STATED GOAL -
Which lines have the string "Control"? Copy all of them from the entries below.

EXERCISE INPUTS -
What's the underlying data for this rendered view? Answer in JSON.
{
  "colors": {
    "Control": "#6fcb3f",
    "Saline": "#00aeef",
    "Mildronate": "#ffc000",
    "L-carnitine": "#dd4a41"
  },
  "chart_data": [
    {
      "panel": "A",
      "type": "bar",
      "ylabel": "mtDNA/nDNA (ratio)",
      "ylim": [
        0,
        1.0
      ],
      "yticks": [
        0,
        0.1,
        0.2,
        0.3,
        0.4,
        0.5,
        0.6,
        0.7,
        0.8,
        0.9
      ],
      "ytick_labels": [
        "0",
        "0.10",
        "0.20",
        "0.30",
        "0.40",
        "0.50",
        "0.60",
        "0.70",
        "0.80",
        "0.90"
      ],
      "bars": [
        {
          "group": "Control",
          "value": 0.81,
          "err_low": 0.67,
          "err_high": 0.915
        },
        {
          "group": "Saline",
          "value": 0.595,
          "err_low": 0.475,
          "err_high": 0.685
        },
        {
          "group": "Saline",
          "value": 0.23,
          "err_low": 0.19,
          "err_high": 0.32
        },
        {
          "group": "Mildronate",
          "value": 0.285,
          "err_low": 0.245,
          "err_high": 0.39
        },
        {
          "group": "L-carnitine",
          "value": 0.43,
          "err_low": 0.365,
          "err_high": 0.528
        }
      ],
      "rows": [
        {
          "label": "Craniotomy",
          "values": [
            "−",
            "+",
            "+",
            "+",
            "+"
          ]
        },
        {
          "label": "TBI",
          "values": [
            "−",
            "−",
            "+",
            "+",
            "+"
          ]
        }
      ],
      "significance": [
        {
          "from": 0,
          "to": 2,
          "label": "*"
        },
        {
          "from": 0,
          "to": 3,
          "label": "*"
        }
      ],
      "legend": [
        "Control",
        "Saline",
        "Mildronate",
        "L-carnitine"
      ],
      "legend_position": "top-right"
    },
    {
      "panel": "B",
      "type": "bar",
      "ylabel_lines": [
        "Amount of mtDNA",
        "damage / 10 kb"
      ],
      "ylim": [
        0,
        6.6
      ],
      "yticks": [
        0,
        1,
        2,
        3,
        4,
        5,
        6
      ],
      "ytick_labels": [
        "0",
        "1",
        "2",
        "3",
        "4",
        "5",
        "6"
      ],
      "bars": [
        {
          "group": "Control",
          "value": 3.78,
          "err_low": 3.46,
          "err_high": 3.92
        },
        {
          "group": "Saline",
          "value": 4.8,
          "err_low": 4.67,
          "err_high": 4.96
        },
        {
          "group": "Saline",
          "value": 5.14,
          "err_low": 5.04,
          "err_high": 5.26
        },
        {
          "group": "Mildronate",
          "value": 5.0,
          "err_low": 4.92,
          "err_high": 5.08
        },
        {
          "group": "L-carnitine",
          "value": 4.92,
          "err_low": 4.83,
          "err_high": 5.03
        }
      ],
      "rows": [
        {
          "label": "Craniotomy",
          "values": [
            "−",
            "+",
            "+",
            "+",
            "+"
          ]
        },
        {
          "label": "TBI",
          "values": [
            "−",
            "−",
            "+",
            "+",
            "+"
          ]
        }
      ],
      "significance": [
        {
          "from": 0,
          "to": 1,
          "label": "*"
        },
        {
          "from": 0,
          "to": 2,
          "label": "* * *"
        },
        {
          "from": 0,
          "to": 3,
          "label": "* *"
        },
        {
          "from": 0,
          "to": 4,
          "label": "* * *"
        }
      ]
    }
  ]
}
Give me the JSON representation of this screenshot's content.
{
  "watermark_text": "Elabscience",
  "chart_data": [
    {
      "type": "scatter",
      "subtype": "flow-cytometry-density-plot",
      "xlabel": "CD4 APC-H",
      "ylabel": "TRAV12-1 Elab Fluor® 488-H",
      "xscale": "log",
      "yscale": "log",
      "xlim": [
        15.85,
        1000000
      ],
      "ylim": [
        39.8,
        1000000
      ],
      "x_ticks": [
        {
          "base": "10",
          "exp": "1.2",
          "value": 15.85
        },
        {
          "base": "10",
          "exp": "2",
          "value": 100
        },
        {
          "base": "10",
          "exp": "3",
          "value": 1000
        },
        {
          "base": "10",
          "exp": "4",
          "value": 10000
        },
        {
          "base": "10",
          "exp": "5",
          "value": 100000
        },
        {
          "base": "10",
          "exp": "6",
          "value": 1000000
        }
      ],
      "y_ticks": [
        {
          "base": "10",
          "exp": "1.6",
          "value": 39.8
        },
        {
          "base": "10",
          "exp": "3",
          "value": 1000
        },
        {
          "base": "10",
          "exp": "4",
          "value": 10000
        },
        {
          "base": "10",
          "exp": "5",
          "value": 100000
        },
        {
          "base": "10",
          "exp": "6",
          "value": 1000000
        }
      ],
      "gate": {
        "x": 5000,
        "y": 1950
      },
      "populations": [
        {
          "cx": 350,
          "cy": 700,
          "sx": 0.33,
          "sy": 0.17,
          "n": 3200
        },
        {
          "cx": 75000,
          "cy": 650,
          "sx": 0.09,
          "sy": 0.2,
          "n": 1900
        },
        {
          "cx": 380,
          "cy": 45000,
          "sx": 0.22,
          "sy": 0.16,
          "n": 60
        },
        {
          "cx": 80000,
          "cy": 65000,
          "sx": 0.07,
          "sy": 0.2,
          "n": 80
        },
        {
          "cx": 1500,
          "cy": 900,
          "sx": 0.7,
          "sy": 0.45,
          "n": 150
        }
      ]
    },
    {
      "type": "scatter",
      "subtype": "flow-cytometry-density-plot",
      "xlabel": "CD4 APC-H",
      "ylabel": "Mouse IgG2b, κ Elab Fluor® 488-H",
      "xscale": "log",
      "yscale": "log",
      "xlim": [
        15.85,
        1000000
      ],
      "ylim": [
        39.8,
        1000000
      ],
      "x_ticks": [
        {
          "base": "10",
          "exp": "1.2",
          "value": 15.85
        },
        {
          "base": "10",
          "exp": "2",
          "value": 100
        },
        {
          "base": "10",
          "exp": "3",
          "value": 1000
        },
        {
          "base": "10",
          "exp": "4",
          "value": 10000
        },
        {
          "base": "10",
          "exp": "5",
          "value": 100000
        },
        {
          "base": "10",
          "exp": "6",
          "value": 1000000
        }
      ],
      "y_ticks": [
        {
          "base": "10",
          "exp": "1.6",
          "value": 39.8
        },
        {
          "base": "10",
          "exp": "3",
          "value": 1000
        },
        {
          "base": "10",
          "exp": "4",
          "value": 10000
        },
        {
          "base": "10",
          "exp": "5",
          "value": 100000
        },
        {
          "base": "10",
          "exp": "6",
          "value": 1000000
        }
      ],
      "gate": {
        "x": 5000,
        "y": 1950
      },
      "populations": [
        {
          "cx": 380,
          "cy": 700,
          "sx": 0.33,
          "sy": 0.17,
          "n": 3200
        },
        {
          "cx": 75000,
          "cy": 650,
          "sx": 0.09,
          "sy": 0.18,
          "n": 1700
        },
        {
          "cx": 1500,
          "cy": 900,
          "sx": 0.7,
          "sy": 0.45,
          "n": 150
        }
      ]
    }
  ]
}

RESULT -
    "Control": "#6fcb3f",
          "group": "Control",
        "Control",
          "group": "Control",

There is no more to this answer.